Short problem
Wherever the word "third" shows up in a line, please copy that line.
━━━━━━━━━━━━━━━━━━━━━━━━━━━━━━
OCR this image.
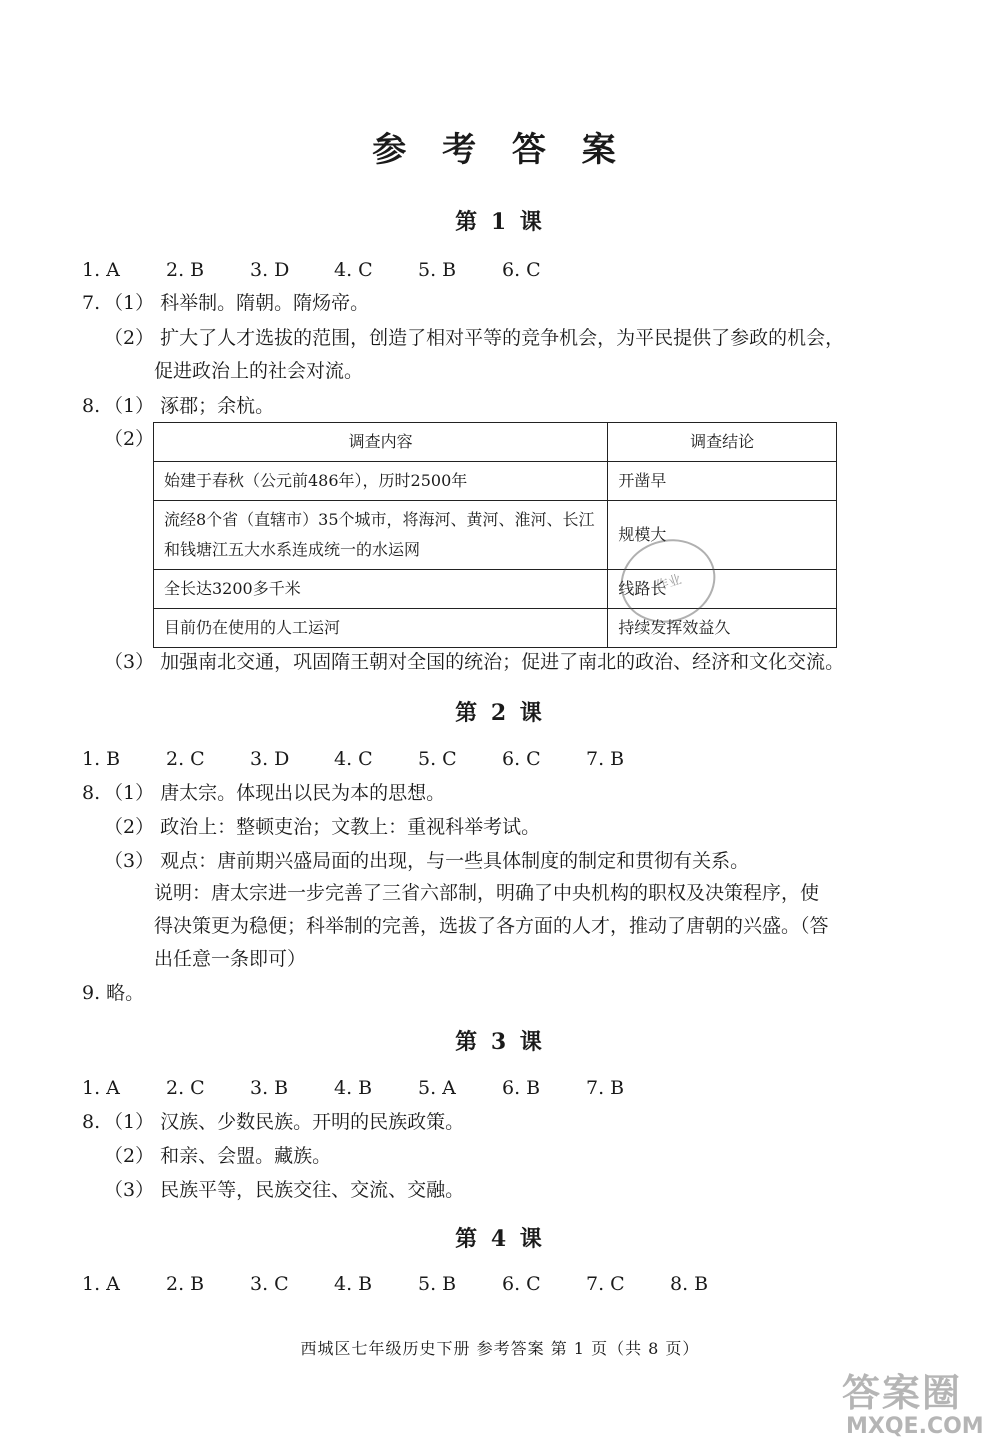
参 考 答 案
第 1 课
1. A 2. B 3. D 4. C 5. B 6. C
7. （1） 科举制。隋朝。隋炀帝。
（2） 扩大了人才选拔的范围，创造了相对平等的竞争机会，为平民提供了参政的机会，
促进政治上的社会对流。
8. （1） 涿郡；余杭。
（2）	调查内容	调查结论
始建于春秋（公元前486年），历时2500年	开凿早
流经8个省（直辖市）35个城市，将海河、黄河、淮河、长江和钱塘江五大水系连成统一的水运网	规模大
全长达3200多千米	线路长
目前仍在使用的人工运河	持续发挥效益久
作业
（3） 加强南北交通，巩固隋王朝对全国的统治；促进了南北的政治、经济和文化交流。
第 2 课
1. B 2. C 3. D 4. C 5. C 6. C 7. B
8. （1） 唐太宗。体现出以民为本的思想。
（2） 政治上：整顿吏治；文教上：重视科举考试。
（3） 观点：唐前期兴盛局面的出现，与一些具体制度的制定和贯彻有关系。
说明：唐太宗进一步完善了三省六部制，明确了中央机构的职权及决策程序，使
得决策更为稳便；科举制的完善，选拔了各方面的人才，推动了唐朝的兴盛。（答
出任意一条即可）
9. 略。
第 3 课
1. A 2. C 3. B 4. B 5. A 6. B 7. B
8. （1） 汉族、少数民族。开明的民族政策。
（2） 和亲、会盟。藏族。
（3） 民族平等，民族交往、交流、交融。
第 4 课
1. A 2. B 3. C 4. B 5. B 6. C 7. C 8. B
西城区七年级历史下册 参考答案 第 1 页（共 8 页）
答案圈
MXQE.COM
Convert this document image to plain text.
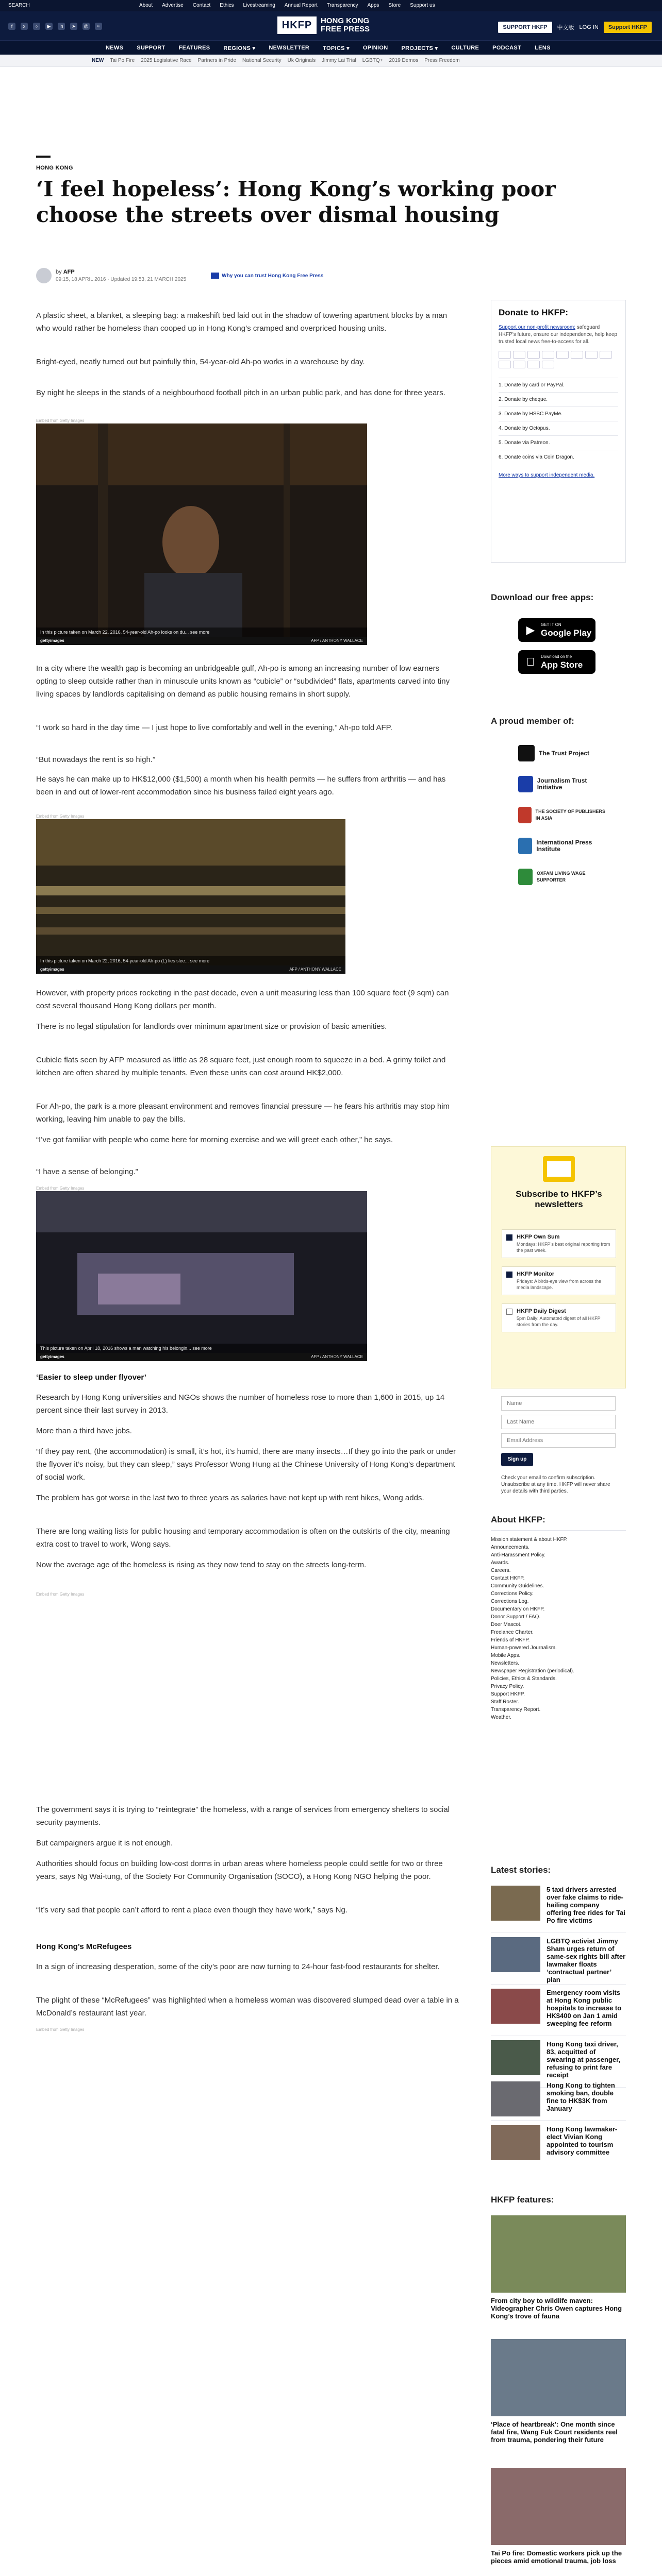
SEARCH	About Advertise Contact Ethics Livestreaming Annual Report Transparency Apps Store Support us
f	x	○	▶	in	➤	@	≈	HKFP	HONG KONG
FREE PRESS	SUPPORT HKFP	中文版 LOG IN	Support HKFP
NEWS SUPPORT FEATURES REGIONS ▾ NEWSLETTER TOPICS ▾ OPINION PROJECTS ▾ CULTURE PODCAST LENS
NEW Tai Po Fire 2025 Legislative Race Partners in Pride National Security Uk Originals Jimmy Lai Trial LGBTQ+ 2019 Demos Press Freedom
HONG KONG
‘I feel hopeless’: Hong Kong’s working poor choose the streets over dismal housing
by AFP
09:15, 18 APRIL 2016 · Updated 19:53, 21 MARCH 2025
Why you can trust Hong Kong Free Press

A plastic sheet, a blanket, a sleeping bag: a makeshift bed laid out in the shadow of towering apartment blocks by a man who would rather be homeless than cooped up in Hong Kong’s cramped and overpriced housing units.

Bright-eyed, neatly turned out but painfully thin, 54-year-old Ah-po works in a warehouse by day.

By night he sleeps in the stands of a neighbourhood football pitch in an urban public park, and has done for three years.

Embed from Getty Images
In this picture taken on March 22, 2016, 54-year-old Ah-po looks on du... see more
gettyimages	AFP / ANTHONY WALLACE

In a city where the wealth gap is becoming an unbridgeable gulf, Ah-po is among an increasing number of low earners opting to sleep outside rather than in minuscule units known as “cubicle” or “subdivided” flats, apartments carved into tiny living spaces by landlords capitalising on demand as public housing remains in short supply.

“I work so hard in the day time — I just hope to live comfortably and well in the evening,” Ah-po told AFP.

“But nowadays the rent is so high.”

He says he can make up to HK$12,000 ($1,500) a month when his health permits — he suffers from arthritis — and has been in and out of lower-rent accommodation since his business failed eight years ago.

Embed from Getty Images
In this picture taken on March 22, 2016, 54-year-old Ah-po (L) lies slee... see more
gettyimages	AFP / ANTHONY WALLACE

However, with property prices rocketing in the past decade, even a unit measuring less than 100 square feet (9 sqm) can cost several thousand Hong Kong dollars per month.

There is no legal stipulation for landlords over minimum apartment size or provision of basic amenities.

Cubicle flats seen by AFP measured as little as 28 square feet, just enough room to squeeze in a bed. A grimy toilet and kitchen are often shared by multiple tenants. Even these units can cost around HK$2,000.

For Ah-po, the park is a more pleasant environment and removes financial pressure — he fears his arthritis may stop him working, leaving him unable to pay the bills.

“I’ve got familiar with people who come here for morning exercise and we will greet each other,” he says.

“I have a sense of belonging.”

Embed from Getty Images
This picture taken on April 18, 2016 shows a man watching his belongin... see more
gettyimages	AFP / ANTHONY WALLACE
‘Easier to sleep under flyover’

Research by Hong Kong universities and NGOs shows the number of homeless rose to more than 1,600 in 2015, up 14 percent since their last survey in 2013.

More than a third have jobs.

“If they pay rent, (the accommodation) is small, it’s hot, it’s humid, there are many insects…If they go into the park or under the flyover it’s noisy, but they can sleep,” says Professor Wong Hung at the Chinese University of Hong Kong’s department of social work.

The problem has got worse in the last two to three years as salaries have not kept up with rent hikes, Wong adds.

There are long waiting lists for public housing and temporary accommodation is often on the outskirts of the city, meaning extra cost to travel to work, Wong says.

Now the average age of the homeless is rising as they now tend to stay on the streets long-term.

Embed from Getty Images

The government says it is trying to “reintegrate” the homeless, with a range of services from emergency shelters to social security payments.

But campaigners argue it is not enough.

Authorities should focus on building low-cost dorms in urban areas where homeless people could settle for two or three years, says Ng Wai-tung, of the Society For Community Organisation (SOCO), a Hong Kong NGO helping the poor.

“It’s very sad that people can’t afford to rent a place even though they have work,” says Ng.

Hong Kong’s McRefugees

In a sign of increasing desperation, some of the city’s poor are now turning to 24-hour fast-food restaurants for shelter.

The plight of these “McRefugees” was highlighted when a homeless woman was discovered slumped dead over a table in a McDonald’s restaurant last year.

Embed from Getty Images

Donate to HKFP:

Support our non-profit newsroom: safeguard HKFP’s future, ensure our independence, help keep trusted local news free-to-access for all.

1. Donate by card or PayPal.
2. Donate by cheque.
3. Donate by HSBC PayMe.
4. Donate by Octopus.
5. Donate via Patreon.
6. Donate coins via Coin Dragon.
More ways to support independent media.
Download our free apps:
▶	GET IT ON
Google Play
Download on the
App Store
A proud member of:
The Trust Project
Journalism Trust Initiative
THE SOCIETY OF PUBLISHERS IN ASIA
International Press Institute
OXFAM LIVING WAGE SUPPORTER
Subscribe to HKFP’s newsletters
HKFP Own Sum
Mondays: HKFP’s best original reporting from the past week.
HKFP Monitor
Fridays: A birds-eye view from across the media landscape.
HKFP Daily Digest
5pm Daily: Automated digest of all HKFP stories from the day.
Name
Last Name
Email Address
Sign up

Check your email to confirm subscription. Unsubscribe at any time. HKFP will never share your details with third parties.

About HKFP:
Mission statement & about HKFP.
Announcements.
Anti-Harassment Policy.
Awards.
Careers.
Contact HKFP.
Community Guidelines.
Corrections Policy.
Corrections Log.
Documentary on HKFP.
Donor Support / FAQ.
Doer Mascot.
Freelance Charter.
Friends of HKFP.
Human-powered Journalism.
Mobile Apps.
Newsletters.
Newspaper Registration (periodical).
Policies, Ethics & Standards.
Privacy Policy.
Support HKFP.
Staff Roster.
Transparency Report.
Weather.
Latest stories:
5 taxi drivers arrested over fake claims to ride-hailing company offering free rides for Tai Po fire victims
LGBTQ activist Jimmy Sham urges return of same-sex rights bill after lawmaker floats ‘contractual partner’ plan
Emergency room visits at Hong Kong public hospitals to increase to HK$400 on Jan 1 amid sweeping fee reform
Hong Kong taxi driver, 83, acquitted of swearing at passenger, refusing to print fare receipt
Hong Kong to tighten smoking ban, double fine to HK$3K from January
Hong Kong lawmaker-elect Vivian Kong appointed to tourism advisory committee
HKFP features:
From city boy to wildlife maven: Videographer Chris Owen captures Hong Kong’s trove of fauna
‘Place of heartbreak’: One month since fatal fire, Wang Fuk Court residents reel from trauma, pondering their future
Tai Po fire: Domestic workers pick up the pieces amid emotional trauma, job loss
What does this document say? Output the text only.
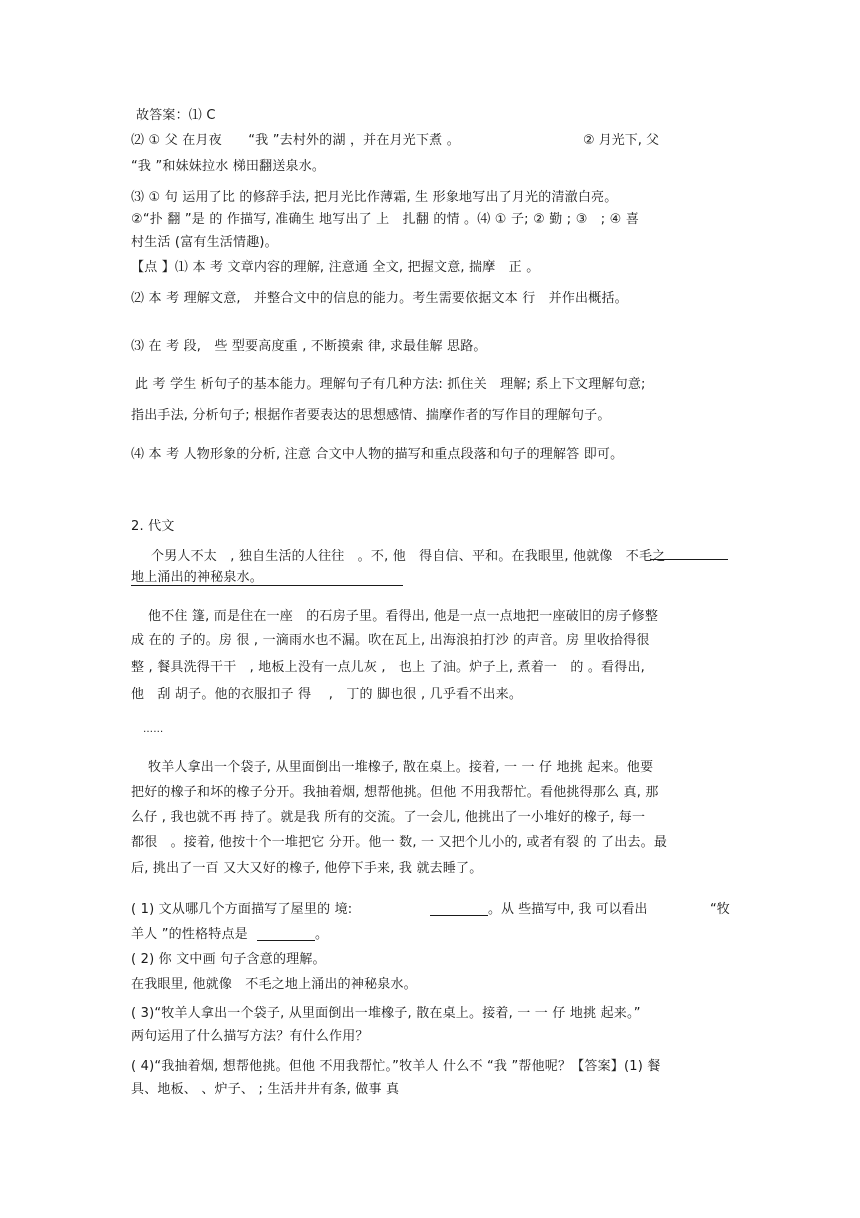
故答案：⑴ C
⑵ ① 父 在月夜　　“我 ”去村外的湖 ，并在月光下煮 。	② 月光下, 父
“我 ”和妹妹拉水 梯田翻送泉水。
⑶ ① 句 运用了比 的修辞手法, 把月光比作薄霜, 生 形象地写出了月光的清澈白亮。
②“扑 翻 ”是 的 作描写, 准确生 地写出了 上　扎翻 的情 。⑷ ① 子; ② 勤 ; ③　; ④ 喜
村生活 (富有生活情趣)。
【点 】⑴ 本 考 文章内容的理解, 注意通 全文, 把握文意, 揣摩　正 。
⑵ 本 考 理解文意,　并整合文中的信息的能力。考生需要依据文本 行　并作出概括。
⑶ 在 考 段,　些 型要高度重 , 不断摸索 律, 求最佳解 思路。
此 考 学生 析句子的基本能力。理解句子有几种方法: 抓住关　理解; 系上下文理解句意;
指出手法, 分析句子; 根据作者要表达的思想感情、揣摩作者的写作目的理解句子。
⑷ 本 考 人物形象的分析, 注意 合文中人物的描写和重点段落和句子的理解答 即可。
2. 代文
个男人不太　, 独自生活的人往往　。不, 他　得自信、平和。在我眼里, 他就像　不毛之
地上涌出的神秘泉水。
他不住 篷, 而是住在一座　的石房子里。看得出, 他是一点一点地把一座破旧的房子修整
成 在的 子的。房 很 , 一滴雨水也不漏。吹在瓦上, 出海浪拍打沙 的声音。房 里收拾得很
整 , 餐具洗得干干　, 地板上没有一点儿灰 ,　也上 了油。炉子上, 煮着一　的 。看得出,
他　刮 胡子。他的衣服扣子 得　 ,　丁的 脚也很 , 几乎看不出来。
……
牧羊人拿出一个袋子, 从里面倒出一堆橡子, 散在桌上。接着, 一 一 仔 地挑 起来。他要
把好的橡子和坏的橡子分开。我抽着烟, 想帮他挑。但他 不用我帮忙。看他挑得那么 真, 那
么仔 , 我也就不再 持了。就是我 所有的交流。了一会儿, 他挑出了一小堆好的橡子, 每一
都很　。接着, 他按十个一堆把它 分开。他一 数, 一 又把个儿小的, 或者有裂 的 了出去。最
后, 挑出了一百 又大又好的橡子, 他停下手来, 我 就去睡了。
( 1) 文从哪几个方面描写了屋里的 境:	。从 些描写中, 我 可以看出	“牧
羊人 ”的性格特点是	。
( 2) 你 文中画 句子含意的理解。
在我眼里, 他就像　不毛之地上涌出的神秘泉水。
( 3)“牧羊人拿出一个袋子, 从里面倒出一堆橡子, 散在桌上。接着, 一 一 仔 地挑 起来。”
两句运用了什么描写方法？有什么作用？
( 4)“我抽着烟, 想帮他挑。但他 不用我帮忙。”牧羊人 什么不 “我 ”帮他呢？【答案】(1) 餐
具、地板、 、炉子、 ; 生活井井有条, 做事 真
━━━━━━━━━━━━━━━━━━━━━━━━━━━━━━
Output for this task
More than a third have jobs.
Check your email to confirm subscription. Unsubscribe at any time. HKFP will never share your details with third parties.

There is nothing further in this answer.